-- START OF Records to use --

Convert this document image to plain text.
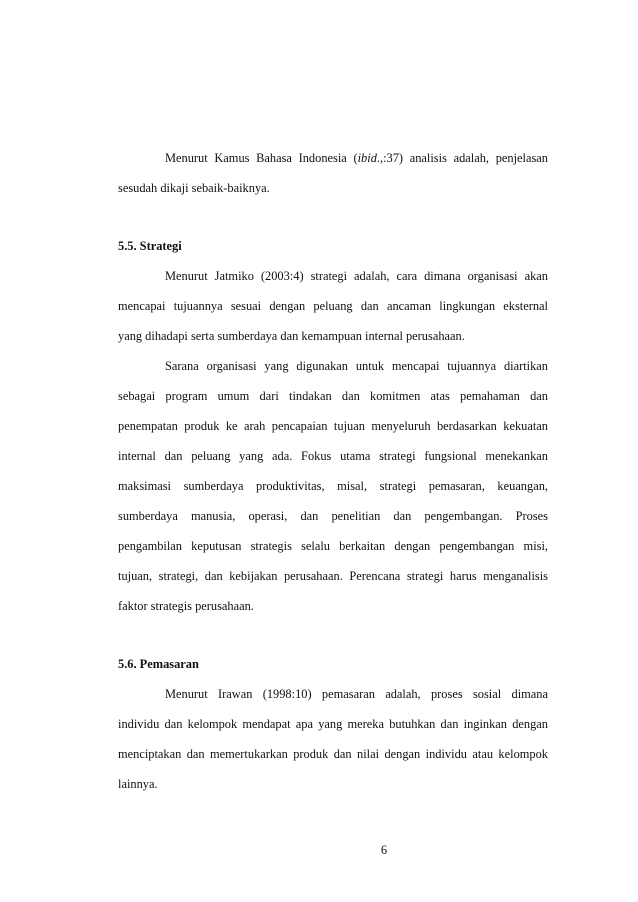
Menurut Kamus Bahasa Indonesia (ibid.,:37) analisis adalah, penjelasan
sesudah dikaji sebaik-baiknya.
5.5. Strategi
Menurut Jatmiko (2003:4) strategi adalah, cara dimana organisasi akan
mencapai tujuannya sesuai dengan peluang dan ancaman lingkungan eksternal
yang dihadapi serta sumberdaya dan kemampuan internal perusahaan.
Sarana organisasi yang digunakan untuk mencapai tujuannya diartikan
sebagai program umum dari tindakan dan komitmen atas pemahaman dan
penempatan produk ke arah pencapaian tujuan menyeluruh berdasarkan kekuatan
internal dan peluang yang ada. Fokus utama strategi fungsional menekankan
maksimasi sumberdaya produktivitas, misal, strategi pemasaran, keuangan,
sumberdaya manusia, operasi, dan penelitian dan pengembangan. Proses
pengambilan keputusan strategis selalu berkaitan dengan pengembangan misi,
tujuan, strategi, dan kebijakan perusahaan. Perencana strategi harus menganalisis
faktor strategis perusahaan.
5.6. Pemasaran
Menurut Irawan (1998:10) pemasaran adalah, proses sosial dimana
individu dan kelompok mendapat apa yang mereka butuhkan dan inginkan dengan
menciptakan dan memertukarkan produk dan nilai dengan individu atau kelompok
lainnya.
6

-- END OF Records to use --
-- START OF Records to use --

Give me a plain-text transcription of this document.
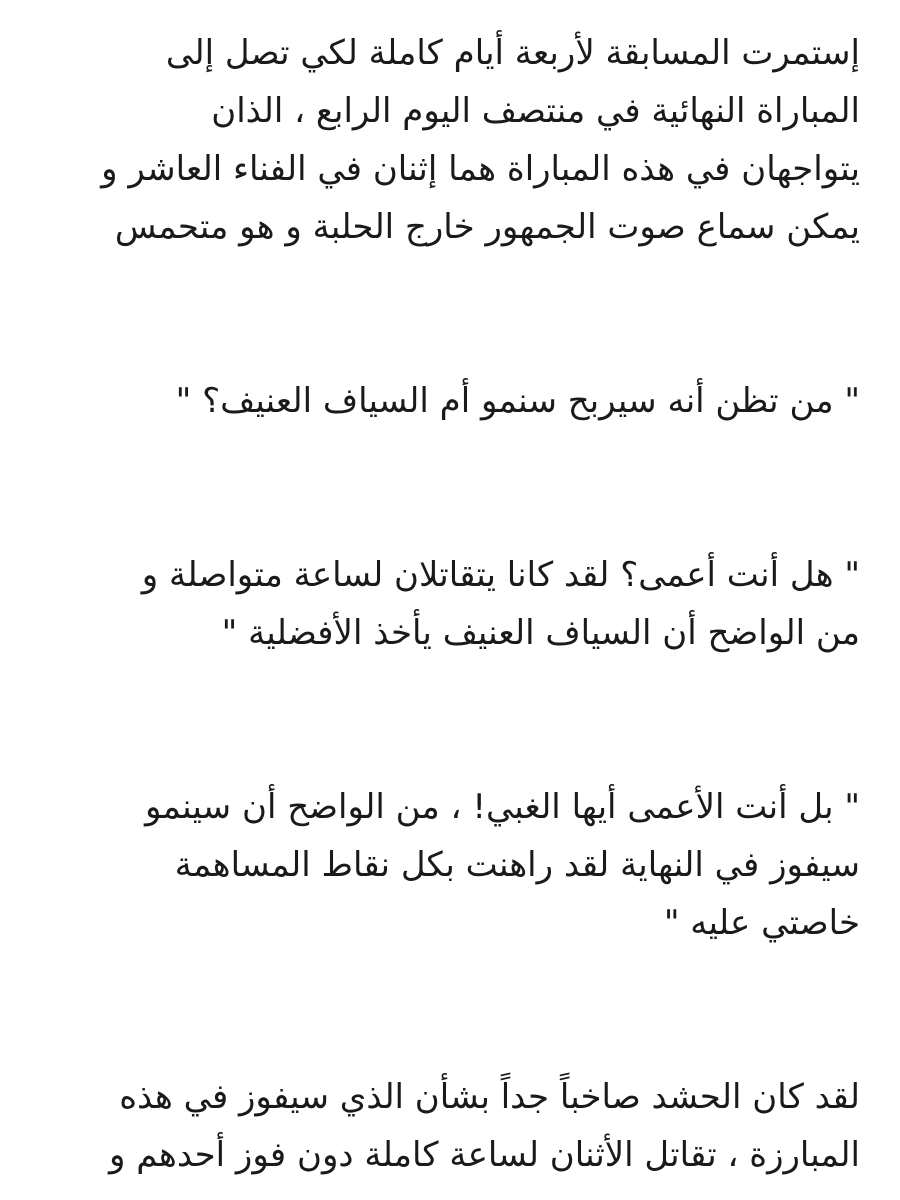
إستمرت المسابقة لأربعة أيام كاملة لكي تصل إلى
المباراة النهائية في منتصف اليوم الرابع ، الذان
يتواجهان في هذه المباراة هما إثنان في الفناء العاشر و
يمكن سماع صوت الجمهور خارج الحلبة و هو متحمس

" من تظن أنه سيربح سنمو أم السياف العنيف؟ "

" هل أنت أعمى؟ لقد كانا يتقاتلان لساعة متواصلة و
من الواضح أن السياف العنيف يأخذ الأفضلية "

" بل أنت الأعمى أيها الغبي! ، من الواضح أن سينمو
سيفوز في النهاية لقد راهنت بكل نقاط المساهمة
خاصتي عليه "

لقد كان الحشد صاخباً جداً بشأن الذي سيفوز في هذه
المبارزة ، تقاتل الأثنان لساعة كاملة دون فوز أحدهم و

-- END OF Records to use --

▶ **Problem to solve**
Search the listing above for the string "kelompok". Copy every line that contains it.

▶ **Solution for this task**
individu dan kelompok mendapat apa yang mereka butuhkan dan inginkan dengan
menciptakan dan memertukarkan produk dan nilai dengan individu atau kelompok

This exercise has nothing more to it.